** Opening Text block block **

Microsoft claims a machine learning models its built for software developers can distinguish between security and non-security bugs 99% of the time.
Microsoft plans to open-source the methodology behind a machine learning algorithm that it claims can distinguish between security bugs and non-security bugs with 99% accuracy.
The company developed a machine learning model to help software developers more easily spot security issues and identify which ones need to prioritized.
By pairing the system with human security experts, Microsoft said it was able to develop an algorithm that was not only able to correctly identify security bugs with nearly 100% accuracy, but also correctly flag critical, high priority bugs 97% of the time.
The company plans to open-source its methodology on GitHub “in the coming months”.
According to Microsoft, its team of 47,000 developers generate some 30,000 bugs every month across its AzureDevOps and GitHub silos, causing headaches for security teams whose job it is to ensure critical security vulnerabilities don’t go missed.
While tools that automatically flag and triaged bugs are available, sometimes false-positives are tagged or bugs are classified as low-impact issues when they are in fact more severe.

** Closing Text block block **
** Opening Provided records block **

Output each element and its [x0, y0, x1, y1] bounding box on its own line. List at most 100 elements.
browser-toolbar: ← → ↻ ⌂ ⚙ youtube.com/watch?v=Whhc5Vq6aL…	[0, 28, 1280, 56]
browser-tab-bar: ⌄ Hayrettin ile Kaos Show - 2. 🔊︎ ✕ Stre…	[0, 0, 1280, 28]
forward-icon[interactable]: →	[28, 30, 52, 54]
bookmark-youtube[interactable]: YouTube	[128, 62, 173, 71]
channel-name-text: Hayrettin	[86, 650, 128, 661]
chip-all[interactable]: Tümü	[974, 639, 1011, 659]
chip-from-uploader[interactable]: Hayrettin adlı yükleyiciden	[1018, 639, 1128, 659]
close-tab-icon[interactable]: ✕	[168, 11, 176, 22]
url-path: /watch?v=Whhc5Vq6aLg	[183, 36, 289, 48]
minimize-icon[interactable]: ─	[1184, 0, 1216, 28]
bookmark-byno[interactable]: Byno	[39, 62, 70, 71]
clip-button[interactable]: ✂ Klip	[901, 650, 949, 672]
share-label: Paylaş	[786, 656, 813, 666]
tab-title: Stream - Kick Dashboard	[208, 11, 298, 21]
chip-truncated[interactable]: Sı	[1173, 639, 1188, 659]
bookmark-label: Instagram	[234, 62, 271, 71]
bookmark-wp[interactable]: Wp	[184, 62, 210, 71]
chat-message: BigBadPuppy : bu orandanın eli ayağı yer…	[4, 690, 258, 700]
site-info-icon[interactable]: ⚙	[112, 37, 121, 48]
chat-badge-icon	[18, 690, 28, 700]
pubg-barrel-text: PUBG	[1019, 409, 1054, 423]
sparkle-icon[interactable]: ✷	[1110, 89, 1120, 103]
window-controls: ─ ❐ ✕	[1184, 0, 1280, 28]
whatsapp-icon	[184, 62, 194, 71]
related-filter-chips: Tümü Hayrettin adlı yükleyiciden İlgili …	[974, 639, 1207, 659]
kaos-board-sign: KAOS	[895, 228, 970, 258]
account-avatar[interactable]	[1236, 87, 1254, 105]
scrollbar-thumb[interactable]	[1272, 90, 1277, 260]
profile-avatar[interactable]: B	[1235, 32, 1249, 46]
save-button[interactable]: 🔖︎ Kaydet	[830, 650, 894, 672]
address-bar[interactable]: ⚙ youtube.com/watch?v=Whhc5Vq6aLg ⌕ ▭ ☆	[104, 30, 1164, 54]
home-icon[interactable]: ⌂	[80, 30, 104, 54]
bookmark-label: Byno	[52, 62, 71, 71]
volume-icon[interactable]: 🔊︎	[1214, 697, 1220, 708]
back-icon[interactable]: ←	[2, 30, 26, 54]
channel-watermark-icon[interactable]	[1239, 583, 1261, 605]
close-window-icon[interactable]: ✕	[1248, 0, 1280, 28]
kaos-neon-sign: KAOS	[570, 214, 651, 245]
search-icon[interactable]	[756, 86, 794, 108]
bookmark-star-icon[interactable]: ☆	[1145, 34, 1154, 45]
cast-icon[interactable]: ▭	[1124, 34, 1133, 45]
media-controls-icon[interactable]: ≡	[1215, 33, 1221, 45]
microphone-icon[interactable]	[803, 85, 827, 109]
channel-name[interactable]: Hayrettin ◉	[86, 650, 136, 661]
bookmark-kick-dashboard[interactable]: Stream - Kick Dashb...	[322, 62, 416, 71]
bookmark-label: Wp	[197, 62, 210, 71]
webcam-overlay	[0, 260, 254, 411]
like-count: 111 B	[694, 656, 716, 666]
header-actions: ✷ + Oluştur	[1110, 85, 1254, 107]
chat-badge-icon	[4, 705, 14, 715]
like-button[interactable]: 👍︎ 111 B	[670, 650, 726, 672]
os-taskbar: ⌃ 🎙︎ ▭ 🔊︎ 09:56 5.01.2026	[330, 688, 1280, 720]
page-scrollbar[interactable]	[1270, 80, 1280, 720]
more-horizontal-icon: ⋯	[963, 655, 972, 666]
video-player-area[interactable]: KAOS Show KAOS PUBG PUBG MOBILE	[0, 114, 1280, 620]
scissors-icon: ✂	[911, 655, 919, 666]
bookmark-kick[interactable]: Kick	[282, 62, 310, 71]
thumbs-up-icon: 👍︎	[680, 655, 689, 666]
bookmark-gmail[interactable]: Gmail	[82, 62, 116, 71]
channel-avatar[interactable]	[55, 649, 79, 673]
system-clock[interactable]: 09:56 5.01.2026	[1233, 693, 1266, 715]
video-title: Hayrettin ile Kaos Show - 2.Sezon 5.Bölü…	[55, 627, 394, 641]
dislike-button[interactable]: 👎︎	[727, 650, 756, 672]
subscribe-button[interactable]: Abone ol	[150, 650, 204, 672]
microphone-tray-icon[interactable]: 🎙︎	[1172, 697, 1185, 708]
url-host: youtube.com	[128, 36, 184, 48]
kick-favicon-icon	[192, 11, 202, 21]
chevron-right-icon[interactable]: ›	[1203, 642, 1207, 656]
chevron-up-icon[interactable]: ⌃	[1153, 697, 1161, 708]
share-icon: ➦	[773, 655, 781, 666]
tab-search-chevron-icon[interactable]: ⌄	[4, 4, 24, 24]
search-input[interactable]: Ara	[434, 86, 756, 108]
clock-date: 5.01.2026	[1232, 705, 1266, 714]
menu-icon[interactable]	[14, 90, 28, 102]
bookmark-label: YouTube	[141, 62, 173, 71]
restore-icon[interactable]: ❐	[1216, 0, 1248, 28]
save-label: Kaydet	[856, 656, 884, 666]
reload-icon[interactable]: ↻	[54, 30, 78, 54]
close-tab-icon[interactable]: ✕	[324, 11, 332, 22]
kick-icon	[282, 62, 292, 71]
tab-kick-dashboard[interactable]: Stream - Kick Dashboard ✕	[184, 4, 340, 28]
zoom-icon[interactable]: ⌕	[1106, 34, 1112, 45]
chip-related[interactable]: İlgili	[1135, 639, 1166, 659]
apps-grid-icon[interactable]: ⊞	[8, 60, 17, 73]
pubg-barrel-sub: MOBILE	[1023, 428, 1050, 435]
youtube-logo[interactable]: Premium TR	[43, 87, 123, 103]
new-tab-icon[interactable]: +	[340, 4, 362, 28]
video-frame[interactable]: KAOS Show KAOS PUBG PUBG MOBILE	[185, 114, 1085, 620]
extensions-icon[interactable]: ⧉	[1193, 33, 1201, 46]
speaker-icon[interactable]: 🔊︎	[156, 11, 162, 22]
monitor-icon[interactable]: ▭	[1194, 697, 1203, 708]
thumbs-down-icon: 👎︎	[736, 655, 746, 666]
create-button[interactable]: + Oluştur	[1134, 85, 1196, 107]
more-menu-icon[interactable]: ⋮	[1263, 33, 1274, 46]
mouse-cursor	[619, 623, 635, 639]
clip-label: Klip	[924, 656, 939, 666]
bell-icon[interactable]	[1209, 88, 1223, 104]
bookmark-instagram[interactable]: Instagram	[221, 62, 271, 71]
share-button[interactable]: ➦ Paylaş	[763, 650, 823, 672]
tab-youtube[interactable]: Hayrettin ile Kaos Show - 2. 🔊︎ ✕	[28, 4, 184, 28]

** Closing Provided records block **

[Exercise]
Print the full text about Microsoft's bug-sorting machine learning model word for word, from start to finish. The rows have nothing to do with this and can be set aside.

[Your solution]
Microsoft claims a machine learning models its built for software developers can distinguish between security and non-security bugs 99% of the time.
Microsoft plans to open-source the methodology behind a machine learning algorithm that it claims can distinguish between security bugs and non-security bugs with 99% accuracy.
The company developed a machine learning model to help software developers more easily spot security issues and identify which ones need to prioritized.
By pairing the system with human security experts, Microsoft said it was able to develop an algorithm that was not only able to correctly identify security bugs with nearly 100% accuracy, but also correctly flag critical, high priority bugs 97% of the time.
The company plans to open-source its methodology on GitHub “in the coming months”.
According to Microsoft, its team of 47,000 developers generate some 30,000 bugs every month across its AzureDevOps and GitHub silos, causing headaches for security teams whose job it is to ensure critical security vulnerabilities don’t go missed.
While tools that automatically flag and triaged bugs are available, sometimes false-positives are tagged or bugs are classified as low-impact issues when they are in fact more severe.